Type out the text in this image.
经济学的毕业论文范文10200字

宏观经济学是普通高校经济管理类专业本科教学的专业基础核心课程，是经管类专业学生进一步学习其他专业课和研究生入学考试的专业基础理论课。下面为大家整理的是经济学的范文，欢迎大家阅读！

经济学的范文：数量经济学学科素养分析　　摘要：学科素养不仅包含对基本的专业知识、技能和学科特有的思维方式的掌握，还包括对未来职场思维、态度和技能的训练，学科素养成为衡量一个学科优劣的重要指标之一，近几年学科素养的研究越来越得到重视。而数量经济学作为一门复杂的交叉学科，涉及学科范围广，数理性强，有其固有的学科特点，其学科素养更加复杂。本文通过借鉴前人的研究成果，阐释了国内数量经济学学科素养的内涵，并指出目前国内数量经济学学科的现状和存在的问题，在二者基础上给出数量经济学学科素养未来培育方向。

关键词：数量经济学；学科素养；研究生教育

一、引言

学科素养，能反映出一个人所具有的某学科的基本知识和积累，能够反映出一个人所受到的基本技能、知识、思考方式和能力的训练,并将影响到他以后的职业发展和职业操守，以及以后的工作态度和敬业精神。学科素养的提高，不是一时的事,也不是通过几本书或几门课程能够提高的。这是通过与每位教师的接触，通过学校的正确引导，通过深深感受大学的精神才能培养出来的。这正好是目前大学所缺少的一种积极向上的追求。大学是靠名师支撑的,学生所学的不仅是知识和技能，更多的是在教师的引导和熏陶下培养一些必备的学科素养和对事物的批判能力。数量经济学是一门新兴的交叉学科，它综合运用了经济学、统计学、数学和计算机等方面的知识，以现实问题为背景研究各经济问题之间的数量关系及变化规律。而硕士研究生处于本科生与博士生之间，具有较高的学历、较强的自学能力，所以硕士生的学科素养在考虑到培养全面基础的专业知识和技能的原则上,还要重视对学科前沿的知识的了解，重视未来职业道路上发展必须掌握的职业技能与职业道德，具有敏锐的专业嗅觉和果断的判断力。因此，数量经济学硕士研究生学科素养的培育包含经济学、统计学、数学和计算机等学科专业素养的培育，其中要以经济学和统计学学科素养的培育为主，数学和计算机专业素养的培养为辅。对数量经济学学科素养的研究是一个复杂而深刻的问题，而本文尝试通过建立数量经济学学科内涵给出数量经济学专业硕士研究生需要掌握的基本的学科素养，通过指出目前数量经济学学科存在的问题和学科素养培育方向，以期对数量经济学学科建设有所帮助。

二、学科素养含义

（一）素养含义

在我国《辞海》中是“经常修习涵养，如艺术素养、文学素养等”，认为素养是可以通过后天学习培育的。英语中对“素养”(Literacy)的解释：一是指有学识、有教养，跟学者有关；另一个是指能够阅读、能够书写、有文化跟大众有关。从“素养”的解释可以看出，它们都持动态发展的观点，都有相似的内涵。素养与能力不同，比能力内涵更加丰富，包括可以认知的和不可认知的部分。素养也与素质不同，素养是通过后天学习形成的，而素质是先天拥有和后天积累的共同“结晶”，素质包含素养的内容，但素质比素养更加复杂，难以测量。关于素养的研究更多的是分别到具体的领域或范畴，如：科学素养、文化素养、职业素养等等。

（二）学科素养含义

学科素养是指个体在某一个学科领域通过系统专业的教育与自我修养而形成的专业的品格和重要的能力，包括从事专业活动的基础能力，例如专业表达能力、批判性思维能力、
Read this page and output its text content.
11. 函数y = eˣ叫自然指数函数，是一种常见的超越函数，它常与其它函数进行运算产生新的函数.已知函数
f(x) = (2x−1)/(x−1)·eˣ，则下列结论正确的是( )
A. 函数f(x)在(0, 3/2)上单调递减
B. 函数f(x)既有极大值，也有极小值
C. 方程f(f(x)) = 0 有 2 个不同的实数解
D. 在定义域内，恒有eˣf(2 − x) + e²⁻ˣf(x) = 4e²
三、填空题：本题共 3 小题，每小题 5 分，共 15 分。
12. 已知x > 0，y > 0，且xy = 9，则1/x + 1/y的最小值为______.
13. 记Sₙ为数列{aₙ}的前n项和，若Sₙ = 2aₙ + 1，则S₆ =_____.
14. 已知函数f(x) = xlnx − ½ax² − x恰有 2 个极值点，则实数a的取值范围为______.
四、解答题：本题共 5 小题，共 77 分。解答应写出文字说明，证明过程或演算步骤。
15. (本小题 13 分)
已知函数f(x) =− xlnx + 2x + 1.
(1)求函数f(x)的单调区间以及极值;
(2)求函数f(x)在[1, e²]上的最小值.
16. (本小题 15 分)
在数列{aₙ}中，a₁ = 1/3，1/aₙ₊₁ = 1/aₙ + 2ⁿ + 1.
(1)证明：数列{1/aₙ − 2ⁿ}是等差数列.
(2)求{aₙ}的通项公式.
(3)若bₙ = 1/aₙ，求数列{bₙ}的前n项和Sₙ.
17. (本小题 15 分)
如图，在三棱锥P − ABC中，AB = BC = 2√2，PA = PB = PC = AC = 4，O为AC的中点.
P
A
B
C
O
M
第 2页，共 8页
========================
Directions - Give the count of lines containing "已知函数f", with no added text.

Problem solution - 2